Prompt 1
In the bandsaw forum post, do these statements agree with the text: (a) the writer tries for 1/4 inch play when testing tension, (b) the writer keeps a 1/2 inch blade on the saw most of the time, (c) Steve was doing resawing? Answer yes or no for each and quote the words that decide it.
Prompt 2
What slice thickness does the bandsaw forum post suggest setting the fence for, if that makes you more comfortable?

** Extracted text follows **

My hand method involves testing tension with index and middle finger of my right hand inside the upper door where the band comes up on the left hand side. I try for 1/4 inch play with those 2 fingers. Again, I'm using the si-steel blades.

It's easy to get carried away with tension worries. Just remember the MM is made to work. If you provide a faster feed rate and still get waves then turn the tension wheel a little more and push the stock again. If it makes you more comfortable then you can set the fence for 3/32 thick slices and keep feeding until you get the hang of it then go thinner if you want.

BTW pics would be cool. I leave a 1/2 inch blade (1/2 x 3 or 4, can't remember) on the saw most of the time and it leaves a rough finish but no waves. Wish I had one of them Lennox carbides. "Cuts like butter" sounds pretty cool. :mrgreen:


Chuck
 

SteveColes

New User
Steve
I guess, i didn't clarify. I wasn't doing resawing. I was just making long test cuts to see how much drift I had. Also, was doing some cuts that I would have done in another way, if I could have gotten to my table saw.

** End of Extracted text **
** Input data follows **

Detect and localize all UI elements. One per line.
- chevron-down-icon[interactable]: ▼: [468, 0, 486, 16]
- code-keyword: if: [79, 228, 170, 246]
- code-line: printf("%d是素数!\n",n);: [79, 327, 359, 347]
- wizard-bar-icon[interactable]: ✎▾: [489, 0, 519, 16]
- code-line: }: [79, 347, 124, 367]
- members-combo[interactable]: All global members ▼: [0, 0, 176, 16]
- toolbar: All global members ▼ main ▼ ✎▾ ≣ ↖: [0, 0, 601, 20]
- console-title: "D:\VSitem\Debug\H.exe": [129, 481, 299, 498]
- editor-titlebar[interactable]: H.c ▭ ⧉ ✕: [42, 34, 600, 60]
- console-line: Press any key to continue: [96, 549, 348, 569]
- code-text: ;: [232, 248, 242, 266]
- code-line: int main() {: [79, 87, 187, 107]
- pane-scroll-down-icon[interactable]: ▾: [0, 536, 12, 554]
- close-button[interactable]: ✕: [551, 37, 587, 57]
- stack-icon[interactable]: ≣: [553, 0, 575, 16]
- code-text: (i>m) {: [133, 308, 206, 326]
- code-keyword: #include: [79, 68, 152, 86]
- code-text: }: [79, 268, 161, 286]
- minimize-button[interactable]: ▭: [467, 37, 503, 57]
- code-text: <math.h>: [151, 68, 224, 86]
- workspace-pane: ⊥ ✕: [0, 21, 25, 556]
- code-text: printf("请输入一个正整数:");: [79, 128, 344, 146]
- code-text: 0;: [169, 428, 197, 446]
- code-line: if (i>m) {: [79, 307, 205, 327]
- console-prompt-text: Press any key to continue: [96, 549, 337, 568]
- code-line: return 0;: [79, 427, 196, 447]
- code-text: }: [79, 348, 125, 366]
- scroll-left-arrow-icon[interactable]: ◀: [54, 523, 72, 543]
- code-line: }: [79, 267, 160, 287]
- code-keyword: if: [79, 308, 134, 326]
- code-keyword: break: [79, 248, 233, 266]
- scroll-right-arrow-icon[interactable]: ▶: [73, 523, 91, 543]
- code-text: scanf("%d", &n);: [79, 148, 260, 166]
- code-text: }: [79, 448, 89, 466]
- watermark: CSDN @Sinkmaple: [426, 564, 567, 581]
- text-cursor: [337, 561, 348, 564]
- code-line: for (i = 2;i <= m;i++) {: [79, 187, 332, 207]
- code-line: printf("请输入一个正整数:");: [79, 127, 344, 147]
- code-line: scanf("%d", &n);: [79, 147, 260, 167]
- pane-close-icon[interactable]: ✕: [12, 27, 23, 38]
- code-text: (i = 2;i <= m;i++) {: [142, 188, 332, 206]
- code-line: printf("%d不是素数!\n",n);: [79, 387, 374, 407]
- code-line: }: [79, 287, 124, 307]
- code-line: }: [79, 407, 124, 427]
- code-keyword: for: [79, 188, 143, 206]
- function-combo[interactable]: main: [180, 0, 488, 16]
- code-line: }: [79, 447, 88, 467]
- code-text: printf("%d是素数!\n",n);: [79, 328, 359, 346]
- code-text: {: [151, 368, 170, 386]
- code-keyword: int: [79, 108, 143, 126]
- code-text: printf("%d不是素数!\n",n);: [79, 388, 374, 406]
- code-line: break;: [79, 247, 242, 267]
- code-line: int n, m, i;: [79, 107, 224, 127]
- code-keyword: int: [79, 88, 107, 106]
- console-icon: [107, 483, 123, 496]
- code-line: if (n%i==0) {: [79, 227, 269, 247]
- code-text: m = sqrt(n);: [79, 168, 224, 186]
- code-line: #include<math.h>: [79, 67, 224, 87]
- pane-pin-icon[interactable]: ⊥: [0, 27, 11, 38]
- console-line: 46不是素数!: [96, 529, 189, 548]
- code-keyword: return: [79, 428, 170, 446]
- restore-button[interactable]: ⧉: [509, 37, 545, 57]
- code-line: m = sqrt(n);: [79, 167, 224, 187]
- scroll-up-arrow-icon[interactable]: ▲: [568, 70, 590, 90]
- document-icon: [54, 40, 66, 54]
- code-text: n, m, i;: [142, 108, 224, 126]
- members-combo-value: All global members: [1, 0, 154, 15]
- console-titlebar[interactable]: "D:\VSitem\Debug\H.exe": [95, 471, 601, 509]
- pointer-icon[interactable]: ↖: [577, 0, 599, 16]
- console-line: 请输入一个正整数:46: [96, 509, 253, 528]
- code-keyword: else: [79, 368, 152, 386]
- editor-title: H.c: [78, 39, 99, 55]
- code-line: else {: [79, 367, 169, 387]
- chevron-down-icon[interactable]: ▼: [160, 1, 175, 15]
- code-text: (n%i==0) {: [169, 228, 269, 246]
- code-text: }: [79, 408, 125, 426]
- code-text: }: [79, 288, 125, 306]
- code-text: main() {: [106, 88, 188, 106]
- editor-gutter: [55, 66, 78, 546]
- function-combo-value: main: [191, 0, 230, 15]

** End of Input data **

Response area 1
(a) Yes: "I try for 1/4 inch play with those 2 fingers."
(b) Yes: "I leave a 1/2 inch blade (1/2 x 3 or 4, can't remember) on the saw most of the time"
(c) No: "I wasn't doing resawing."

Response area 2
3/32 thick slices.